## [Exercise prompt]
With the pictures left out, copy the listing below exactly.
+ + + + + + +
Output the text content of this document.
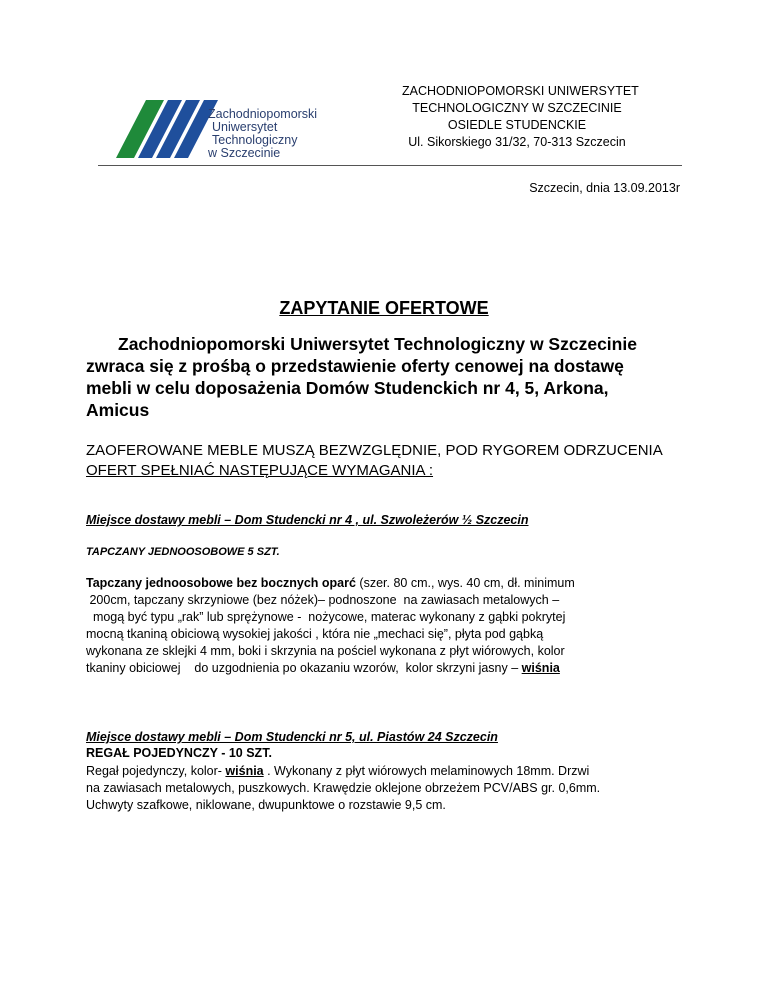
Zachodniopomorski
Uniwersytet
Technologiczny
w Szczecinie
ZACHODNIOPOMORSKI UNIWERSYTET
TECHNOLOGICZNY W SZCZECINIE
OSIEDLE STUDENCKIE
Ul. Sikorskiego 31/32, 70-313 Szczecin
Szczecin, dnia 13.09.2013r
ZAPYTANIE OFERTOWE
Zachodniopomorski Uniwersytet Technologiczny w Szczecinie
zwraca się z prośbą o przedstawienie oferty cenowej na dostawę
mebli w celu doposażenia Domów Studenckich nr 4, 5, Arkona,
Amicus
ZAOFEROWANE MEBLE MUSZĄ BEZWZGLĘDNIE, POD RYGOREM ODRZUCENIA
OFERT SPEŁNIAĆ NASTĘPUJĄCE WYMAGANIA :
Miejsce dostawy mebli – Dom Studencki nr 4 , ul. Szwoleżerów ½ Szczecin
TAPCZANY JEDNOOSOBOWE 5 SZT.
Tapczany jednoosobowe bez bocznych oparć (szer. 80 cm., wys. 40 cm, dł. minimum
200cm, tapczany skrzyniowe (bez nóżek)– podnoszone  na zawiasach metalowych –
mogą być typu „rak” lub sprężynowe -  nożycowe, materac wykonany z gąbki pokrytej
mocną tkaniną obiciową wysokiej jakości , która nie „mechaci się”, płyta pod gąbką
wykonana ze sklejki 4 mm, boki i skrzynia na pościel wykonana z płyt wiórowych, kolor
tkaniny obiciowej    do uzgodnienia po okazaniu wzorów,  kolor skrzyni jasny – wiśnia
Miejsce dostawy mebli – Dom Studencki nr 5, ul. Piastów 24 Szczecin
REGAŁ POJEDYNCZY - 10 SZT.
Regał pojedynczy, kolor- wiśnia . Wykonany z płyt wiórowych melaminowych 18mm. Drzwi
na zawiasach metalowych, puszkowych. Krawędzie oklejone obrzeżem PCV/ABS gr. 0,6mm.
Uchwyty szafkowe, niklowane, dwupunktowe o rozstawie 9,5 cm.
+ + + + + + +
## [Response]
Output the text content of this document.
Zachodniopomorski
Uniwersytet
Technologiczny
w Szczecinie
ZACHODNIOPOMORSKI UNIWERSYTET
TECHNOLOGICZNY W SZCZECINIE
OSIEDLE STUDENCKIE
Ul. Sikorskiego 31/32, 70-313 Szczecin
Szczecin, dnia 13.09.2013r
ZAPYTANIE OFERTOWE
Zachodniopomorski Uniwersytet Technologiczny w Szczecinie
zwraca się z prośbą o przedstawienie oferty cenowej na dostawę
mebli w celu doposażenia Domów Studenckich nr 4, 5, Arkona,
Amicus
ZAOFEROWANE MEBLE MUSZĄ BEZWZGLĘDNIE, POD RYGOREM ODRZUCENIA
OFERT SPEŁNIAĆ NASTĘPUJĄCE WYMAGANIA :
Miejsce dostawy mebli – Dom Studencki nr 4 , ul. Szwoleżerów ½ Szczecin
TAPCZANY JEDNOOSOBOWE 5 SZT.
Tapczany jednoosobowe bez bocznych oparć (szer. 80 cm., wys. 40 cm, dł. minimum
200cm, tapczany skrzyniowe (bez nóżek)– podnoszone  na zawiasach metalowych –
mogą być typu „rak” lub sprężynowe -  nożycowe, materac wykonany z gąbki pokrytej
mocną tkaniną obiciową wysokiej jakości , która nie „mechaci się”, płyta pod gąbką
wykonana ze sklejki 4 mm, boki i skrzynia na pościel wykonana z płyt wiórowych, kolor
tkaniny obiciowej    do uzgodnienia po okazaniu wzorów,  kolor skrzyni jasny – wiśnia
Miejsce dostawy mebli – Dom Studencki nr 5, ul. Piastów 24 Szczecin
REGAŁ POJEDYNCZY - 10 SZT.
Regał pojedynczy, kolor- wiśnia . Wykonany z płyt wiórowych melaminowych 18mm. Drzwi
na zawiasach metalowych, puszkowych. Krawędzie oklejone obrzeżem PCV/ABS gr. 0,6mm.
Uchwyty szafkowe, niklowane, dwupunktowe o rozstawie 9,5 cm.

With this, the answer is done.